Set each entry down verbatim, omitting images.

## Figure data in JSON

════════

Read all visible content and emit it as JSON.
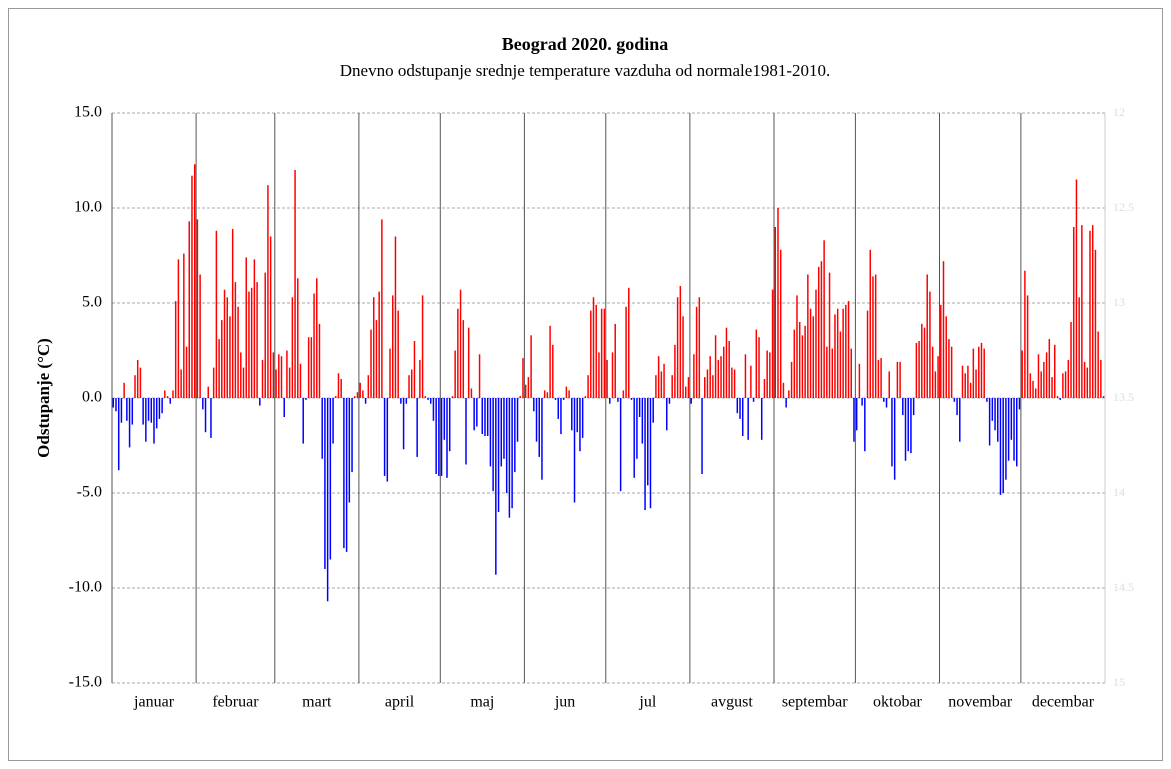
{
  "chart_data": {
    "type": "bar",
    "title": "Beograd  2020. godina",
    "subtitle": "Dnevno odstupanje srednje temperature vazduha od normale1981-2010.",
    "ylabel": "Odstupanje (°C)",
    "categories": [
      "januar",
      "februar",
      "mart",
      "april",
      "maj",
      "jun",
      "jul",
      "avgust",
      "septembar",
      "oktobar",
      "novembar",
      "decembar"
    ],
    "values": [
      [
        -0.5,
        -0.7,
        -3.8,
        -1.3,
        0.8,
        -1.2,
        -2.6,
        -1.4,
        1.2,
        2.0,
        1.6,
        -1.4,
        -2.3,
        -1.2,
        -1.3,
        -2.4,
        -1.6,
        -1.1,
        -0.8,
        0.4,
        0.1,
        -0.3,
        0.4,
        5.1,
        7.3,
        1.5,
        7.6,
        2.7,
        9.3,
        11.7,
        12.3
      ],
      [
        9.4,
        6.5,
        -0.6,
        -1.8,
        0.6,
        -2.1,
        1.6,
        8.8,
        3.1,
        4.1,
        5.7,
        5.3,
        4.3,
        8.9,
        6.1,
        4.8,
        2.4,
        1.6,
        7.4,
        5.6,
        5.8,
        7.3,
        6.1,
        -0.4,
        2.0,
        6.6,
        11.2,
        8.5,
        2.4
      ],
      [
        1.5,
        2.3,
        2.2,
        -1.0,
        2.5,
        1.6,
        5.3,
        12.0,
        6.3,
        1.8,
        -2.4,
        -0.1,
        3.2,
        3.2,
        5.5,
        6.3,
        3.9,
        -3.2,
        -9.0,
        -10.7,
        -8.5,
        -2.4,
        0.1,
        1.3,
        1.0,
        -7.9,
        -8.1,
        -5.5,
        -3.9,
        0.1,
        0.3
      ],
      [
        0.8,
        0.4,
        -0.3,
        1.2,
        3.6,
        5.3,
        4.1,
        5.6,
        9.4,
        -4.1,
        -4.4,
        2.6,
        5.4,
        8.5,
        4.6,
        -0.3,
        -2.7,
        -0.3,
        1.2,
        1.5,
        3.0,
        -3.1,
        2.0,
        5.4,
        0.1,
        -0.1,
        -0.3,
        -1.2,
        -4.0,
        -4.1
      ],
      [
        -4.1,
        -2.2,
        -4.2,
        -2.8,
        0.1,
        2.5,
        4.7,
        5.7,
        4.1,
        -3.5,
        3.7,
        0.5,
        -1.7,
        -1.5,
        2.3,
        -1.9,
        -2.0,
        -2.0,
        -3.6,
        -4.9,
        -9.3,
        -6.0,
        -3.6,
        -3.2,
        -5.0,
        -6.3,
        -5.8,
        -3.9,
        -2.3,
        0.1,
        2.1
      ],
      [
        0.7,
        1.1,
        3.3,
        -0.7,
        -2.3,
        -3.1,
        -4.3,
        0.4,
        0.3,
        3.8,
        2.8,
        -0.1,
        -1.1,
        -1.9,
        -0.1,
        0.6,
        0.4,
        -1.7,
        -5.5,
        -1.8,
        -2.8,
        -2.1,
        0.1,
        1.2,
        4.6,
        5.3,
        4.9,
        2.4,
        4.7,
        4.7
      ],
      [
        2.0,
        -0.3,
        2.4,
        3.9,
        -0.2,
        -4.9,
        0.4,
        4.8,
        5.8,
        -0.1,
        -4.2,
        -3.2,
        -1.0,
        -2.4,
        -5.9,
        -4.6,
        -5.8,
        -1.3,
        1.2,
        2.2,
        1.4,
        1.8,
        -1.7,
        -0.3,
        1.2,
        2.8,
        5.3,
        5.9,
        4.3,
        0.6,
        1.1
      ],
      [
        -0.3,
        2.3,
        4.8,
        5.3,
        -4.0,
        1.1,
        1.5,
        2.2,
        1.2,
        3.3,
        2.0,
        2.2,
        2.7,
        3.7,
        3.0,
        1.6,
        1.5,
        -0.8,
        -1.1,
        -2.0,
        2.3,
        -2.2,
        1.7,
        -0.2,
        3.6,
        3.2,
        -2.2,
        1.0,
        2.5,
        2.4,
        5.7
      ],
      [
        9.0,
        10.0,
        7.8,
        0.8,
        -0.5,
        0.4,
        1.9,
        3.6,
        5.4,
        4.0,
        3.3,
        3.8,
        6.5,
        4.7,
        4.3,
        5.7,
        6.9,
        7.2,
        8.3,
        2.7,
        6.6,
        2.6,
        4.4,
        4.7,
        3.5,
        4.7,
        4.9,
        5.1,
        2.6,
        -2.3
      ],
      [
        -1.7,
        1.8,
        -0.4,
        -2.8,
        4.6,
        7.8,
        6.4,
        6.5,
        2.0,
        2.1,
        -0.2,
        -0.5,
        1.4,
        -3.6,
        -4.3,
        1.9,
        1.9,
        -0.9,
        -3.3,
        -2.8,
        -2.9,
        -0.9,
        2.9,
        3.0,
        3.9,
        3.7,
        6.5,
        5.6,
        2.7,
        1.4,
        2.2
      ],
      [
        4.9,
        7.2,
        4.3,
        3.1,
        2.7,
        -0.2,
        -0.9,
        -2.3,
        1.7,
        1.3,
        1.7,
        0.8,
        2.6,
        1.5,
        2.7,
        2.9,
        2.6,
        -0.2,
        -2.5,
        -1.2,
        -1.7,
        -2.3,
        -5.1,
        -5.0,
        -4.3,
        -3.3,
        -2.2,
        -3.3,
        -3.6,
        -0.6
      ],
      [
        2.5,
        6.7,
        5.4,
        1.3,
        0.9,
        0.5,
        2.3,
        1.4,
        1.9,
        2.4,
        3.1,
        1.1,
        2.8,
        0.1,
        -0.1,
        1.3,
        1.4,
        2.0,
        4.0,
        9.0,
        11.5,
        5.3,
        9.1,
        1.9,
        1.6,
        8.8,
        9.1,
        7.8,
        3.5,
        2.0,
        0.1
      ]
    ],
    "colors": {
      "positive": "#ff0000",
      "negative": "#0000ff"
    },
    "ylim": [
      -15,
      15
    ],
    "yticks": [
      {
        "value": -15,
        "label": "-15.0"
      },
      {
        "value": -10,
        "label": "-10.0"
      },
      {
        "value": -5,
        "label": "-5.0"
      },
      {
        "value": 0,
        "label": "0.0"
      },
      {
        "value": 5,
        "label": "5.0"
      },
      {
        "value": 10,
        "label": "10.0"
      },
      {
        "value": 15,
        "label": "15.0"
      }
    ],
    "y2lim": [
      15,
      12
    ],
    "y2ticks": [
      15,
      14.5,
      14,
      13.5,
      13,
      12.5,
      12
    ],
    "grid": true
  }
}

════════

## Task response
Read all visible content and emit it as JSON.
{
  "chart_data": {
    "type": "bar",
    "title": "Beograd  2020. godina",
    "subtitle": "Dnevno odstupanje srednje temperature vazduha od normale1981-2010.",
    "ylabel": "Odstupanje (°C)",
    "categories": [
      "januar",
      "februar",
      "mart",
      "april",
      "maj",
      "jun",
      "jul",
      "avgust",
      "septembar",
      "oktobar",
      "novembar",
      "decembar"
    ],
    "values": [
      [
        -0.5,
        -0.7,
        -3.8,
        -1.3,
        0.8,
        -1.2,
        -2.6,
        -1.4,
        1.2,
        2.0,
        1.6,
        -1.4,
        -2.3,
        -1.2,
        -1.3,
        -2.4,
        -1.6,
        -1.1,
        -0.8,
        0.4,
        0.1,
        -0.3,
        0.4,
        5.1,
        7.3,
        1.5,
        7.6,
        2.7,
        9.3,
        11.7,
        12.3
      ],
      [
        9.4,
        6.5,
        -0.6,
        -1.8,
        0.6,
        -2.1,
        1.6,
        8.8,
        3.1,
        4.1,
        5.7,
        5.3,
        4.3,
        8.9,
        6.1,
        4.8,
        2.4,
        1.6,
        7.4,
        5.6,
        5.8,
        7.3,
        6.1,
        -0.4,
        2.0,
        6.6,
        11.2,
        8.5,
        2.4
      ],
      [
        1.5,
        2.3,
        2.2,
        -1.0,
        2.5,
        1.6,
        5.3,
        12.0,
        6.3,
        1.8,
        -2.4,
        -0.1,
        3.2,
        3.2,
        5.5,
        6.3,
        3.9,
        -3.2,
        -9.0,
        -10.7,
        -8.5,
        -2.4,
        0.1,
        1.3,
        1.0,
        -7.9,
        -8.1,
        -5.5,
        -3.9,
        0.1,
        0.3
      ],
      [
        0.8,
        0.4,
        -0.3,
        1.2,
        3.6,
        5.3,
        4.1,
        5.6,
        9.4,
        -4.1,
        -4.4,
        2.6,
        5.4,
        8.5,
        4.6,
        -0.3,
        -2.7,
        -0.3,
        1.2,
        1.5,
        3.0,
        -3.1,
        2.0,
        5.4,
        0.1,
        -0.1,
        -0.3,
        -1.2,
        -4.0,
        -4.1
      ],
      [
        -4.1,
        -2.2,
        -4.2,
        -2.8,
        0.1,
        2.5,
        4.7,
        5.7,
        4.1,
        -3.5,
        3.7,
        0.5,
        -1.7,
        -1.5,
        2.3,
        -1.9,
        -2.0,
        -2.0,
        -3.6,
        -4.9,
        -9.3,
        -6.0,
        -3.6,
        -3.2,
        -5.0,
        -6.3,
        -5.8,
        -3.9,
        -2.3,
        0.1,
        2.1
      ],
      [
        0.7,
        1.1,
        3.3,
        -0.7,
        -2.3,
        -3.1,
        -4.3,
        0.4,
        0.3,
        3.8,
        2.8,
        -0.1,
        -1.1,
        -1.9,
        -0.1,
        0.6,
        0.4,
        -1.7,
        -5.5,
        -1.8,
        -2.8,
        -2.1,
        0.1,
        1.2,
        4.6,
        5.3,
        4.9,
        2.4,
        4.7,
        4.7
      ],
      [
        2.0,
        -0.3,
        2.4,
        3.9,
        -0.2,
        -4.9,
        0.4,
        4.8,
        5.8,
        -0.1,
        -4.2,
        -3.2,
        -1.0,
        -2.4,
        -5.9,
        -4.6,
        -5.8,
        -1.3,
        1.2,
        2.2,
        1.4,
        1.8,
        -1.7,
        -0.3,
        1.2,
        2.8,
        5.3,
        5.9,
        4.3,
        0.6,
        1.1
      ],
      [
        -0.3,
        2.3,
        4.8,
        5.3,
        -4.0,
        1.1,
        1.5,
        2.2,
        1.2,
        3.3,
        2.0,
        2.2,
        2.7,
        3.7,
        3.0,
        1.6,
        1.5,
        -0.8,
        -1.1,
        -2.0,
        2.3,
        -2.2,
        1.7,
        -0.2,
        3.6,
        3.2,
        -2.2,
        1.0,
        2.5,
        2.4,
        5.7
      ],
      [
        9.0,
        10.0,
        7.8,
        0.8,
        -0.5,
        0.4,
        1.9,
        3.6,
        5.4,
        4.0,
        3.3,
        3.8,
        6.5,
        4.7,
        4.3,
        5.7,
        6.9,
        7.2,
        8.3,
        2.7,
        6.6,
        2.6,
        4.4,
        4.7,
        3.5,
        4.7,
        4.9,
        5.1,
        2.6,
        -2.3
      ],
      [
        -1.7,
        1.8,
        -0.4,
        -2.8,
        4.6,
        7.8,
        6.4,
        6.5,
        2.0,
        2.1,
        -0.2,
        -0.5,
        1.4,
        -3.6,
        -4.3,
        1.9,
        1.9,
        -0.9,
        -3.3,
        -2.8,
        -2.9,
        -0.9,
        2.9,
        3.0,
        3.9,
        3.7,
        6.5,
        5.6,
        2.7,
        1.4,
        2.2
      ],
      [
        4.9,
        7.2,
        4.3,
        3.1,
        2.7,
        -0.2,
        -0.9,
        -2.3,
        1.7,
        1.3,
        1.7,
        0.8,
        2.6,
        1.5,
        2.7,
        2.9,
        2.6,
        -0.2,
        -2.5,
        -1.2,
        -1.7,
        -2.3,
        -5.1,
        -5.0,
        -4.3,
        -3.3,
        -2.2,
        -3.3,
        -3.6,
        -0.6
      ],
      [
        2.5,
        6.7,
        5.4,
        1.3,
        0.9,
        0.5,
        2.3,
        1.4,
        1.9,
        2.4,
        3.1,
        1.1,
        2.8,
        0.1,
        -0.1,
        1.3,
        1.4,
        2.0,
        4.0,
        9.0,
        11.5,
        5.3,
        9.1,
        1.9,
        1.6,
        8.8,
        9.1,
        7.8,
        3.5,
        2.0,
        0.1
      ]
    ],
    "colors": {
      "positive": "#ff0000",
      "negative": "#0000ff"
    },
    "ylim": [
      -15,
      15
    ],
    "yticks": [
      {
        "value": -15,
        "label": "-15.0"
      },
      {
        "value": -10,
        "label": "-10.0"
      },
      {
        "value": -5,
        "label": "-5.0"
      },
      {
        "value": 0,
        "label": "0.0"
      },
      {
        "value": 5,
        "label": "5.0"
      },
      {
        "value": 10,
        "label": "10.0"
      },
      {
        "value": 15,
        "label": "15.0"
      }
    ],
    "y2lim": [
      15,
      12
    ],
    "y2ticks": [
      15,
      14.5,
      14,
      13.5,
      13,
      12.5,
      12
    ],
    "grid": true
  }
}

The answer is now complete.